# TASK STATEMENT
Pick out the lines below that contain the string "stand" and copy them all.

Begin INFORMATION SHOWN

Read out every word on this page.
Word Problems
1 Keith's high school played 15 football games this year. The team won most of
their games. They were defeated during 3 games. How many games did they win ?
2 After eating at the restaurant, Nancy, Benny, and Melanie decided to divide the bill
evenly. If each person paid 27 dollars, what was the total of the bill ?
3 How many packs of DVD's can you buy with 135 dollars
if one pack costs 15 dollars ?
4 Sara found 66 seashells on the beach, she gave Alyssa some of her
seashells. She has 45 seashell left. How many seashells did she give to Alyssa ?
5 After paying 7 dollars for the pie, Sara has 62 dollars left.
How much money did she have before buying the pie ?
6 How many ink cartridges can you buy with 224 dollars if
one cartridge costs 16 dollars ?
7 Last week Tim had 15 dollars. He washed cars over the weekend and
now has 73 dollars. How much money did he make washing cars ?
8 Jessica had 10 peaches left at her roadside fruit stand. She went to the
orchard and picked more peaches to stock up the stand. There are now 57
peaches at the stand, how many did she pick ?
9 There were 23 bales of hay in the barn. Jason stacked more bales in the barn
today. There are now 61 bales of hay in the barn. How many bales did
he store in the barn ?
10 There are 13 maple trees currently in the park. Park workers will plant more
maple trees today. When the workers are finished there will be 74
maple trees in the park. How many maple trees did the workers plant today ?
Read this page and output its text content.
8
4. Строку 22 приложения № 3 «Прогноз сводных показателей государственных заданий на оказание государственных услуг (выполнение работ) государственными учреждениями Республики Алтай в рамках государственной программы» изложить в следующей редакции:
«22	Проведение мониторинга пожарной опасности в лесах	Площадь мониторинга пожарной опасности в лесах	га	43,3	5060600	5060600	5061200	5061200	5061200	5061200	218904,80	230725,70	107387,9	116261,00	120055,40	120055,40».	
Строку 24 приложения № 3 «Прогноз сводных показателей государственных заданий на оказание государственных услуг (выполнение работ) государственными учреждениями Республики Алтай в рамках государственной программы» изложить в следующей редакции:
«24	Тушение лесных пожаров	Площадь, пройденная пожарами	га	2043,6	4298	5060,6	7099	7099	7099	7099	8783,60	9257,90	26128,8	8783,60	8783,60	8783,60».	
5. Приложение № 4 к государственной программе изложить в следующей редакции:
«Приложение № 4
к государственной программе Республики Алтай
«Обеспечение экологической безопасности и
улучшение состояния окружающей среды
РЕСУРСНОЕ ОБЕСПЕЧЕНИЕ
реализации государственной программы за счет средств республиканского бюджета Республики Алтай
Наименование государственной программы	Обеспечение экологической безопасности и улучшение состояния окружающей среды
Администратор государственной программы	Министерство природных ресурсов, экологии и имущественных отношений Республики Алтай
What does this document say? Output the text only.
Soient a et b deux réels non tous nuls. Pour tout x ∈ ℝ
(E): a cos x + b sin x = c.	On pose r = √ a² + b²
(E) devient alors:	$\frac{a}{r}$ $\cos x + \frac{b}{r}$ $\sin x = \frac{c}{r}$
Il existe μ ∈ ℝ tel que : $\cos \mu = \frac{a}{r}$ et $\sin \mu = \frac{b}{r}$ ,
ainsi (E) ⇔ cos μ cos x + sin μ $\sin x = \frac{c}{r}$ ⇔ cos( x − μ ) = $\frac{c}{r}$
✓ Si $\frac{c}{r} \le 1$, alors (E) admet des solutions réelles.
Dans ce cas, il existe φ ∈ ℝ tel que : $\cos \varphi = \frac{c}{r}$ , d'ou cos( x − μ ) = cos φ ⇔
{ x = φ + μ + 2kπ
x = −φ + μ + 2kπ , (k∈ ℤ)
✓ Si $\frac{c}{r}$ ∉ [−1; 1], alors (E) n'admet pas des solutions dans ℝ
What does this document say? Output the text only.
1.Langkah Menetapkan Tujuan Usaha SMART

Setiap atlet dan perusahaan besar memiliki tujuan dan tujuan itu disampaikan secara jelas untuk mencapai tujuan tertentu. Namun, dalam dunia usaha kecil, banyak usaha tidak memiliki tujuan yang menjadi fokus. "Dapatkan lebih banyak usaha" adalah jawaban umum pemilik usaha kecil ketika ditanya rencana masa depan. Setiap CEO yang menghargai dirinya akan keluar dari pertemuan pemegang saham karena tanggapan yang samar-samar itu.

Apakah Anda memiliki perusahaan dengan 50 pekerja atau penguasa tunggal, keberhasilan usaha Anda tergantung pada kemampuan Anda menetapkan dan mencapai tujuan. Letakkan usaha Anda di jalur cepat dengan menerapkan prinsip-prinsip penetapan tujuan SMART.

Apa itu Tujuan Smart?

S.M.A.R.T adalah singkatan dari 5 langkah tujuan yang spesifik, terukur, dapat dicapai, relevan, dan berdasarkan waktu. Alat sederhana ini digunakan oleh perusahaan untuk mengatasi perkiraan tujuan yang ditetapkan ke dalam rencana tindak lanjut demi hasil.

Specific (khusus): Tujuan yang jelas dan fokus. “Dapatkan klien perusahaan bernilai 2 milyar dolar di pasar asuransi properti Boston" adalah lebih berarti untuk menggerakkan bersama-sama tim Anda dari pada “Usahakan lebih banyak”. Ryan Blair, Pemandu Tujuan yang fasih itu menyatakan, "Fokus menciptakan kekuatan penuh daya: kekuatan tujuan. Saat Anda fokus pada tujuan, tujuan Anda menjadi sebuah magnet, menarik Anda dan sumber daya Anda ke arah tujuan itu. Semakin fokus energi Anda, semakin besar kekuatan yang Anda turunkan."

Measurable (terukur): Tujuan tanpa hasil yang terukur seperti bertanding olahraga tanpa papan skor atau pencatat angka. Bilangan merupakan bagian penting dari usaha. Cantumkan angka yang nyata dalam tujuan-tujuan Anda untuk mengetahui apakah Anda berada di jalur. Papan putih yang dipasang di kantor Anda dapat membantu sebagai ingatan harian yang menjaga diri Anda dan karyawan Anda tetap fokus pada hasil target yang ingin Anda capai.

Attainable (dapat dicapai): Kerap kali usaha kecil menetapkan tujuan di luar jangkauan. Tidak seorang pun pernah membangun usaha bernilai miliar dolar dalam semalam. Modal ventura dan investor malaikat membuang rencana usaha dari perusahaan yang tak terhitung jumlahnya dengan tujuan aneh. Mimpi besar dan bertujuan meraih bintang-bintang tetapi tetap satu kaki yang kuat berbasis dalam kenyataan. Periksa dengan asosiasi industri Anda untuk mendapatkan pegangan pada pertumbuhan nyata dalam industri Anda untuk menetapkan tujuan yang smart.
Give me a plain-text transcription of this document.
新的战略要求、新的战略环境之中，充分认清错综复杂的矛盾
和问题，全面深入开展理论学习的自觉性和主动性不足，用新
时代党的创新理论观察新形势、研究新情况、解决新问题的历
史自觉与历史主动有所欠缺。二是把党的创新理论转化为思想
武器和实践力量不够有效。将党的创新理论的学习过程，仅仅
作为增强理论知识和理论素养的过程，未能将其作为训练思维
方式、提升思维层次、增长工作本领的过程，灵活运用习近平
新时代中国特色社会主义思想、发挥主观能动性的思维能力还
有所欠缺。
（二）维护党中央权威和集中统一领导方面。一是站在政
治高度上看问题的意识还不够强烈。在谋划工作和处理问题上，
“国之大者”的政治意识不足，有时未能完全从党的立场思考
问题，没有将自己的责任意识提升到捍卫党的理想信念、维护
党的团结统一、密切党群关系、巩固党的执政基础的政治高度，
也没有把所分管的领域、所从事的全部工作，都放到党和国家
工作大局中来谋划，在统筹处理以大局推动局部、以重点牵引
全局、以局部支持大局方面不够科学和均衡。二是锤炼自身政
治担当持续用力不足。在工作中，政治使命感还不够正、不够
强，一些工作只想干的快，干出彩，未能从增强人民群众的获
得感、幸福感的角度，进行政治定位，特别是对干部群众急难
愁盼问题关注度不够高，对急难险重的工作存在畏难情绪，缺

End INFORMATION SHOWN

# FINISHED TASK
8 Jessica had 10 peaches left at her roadside fruit stand. She went to the
orchard and picked more peaches to stock up the stand. There are now 57
peaches at the stand, how many did she pick ?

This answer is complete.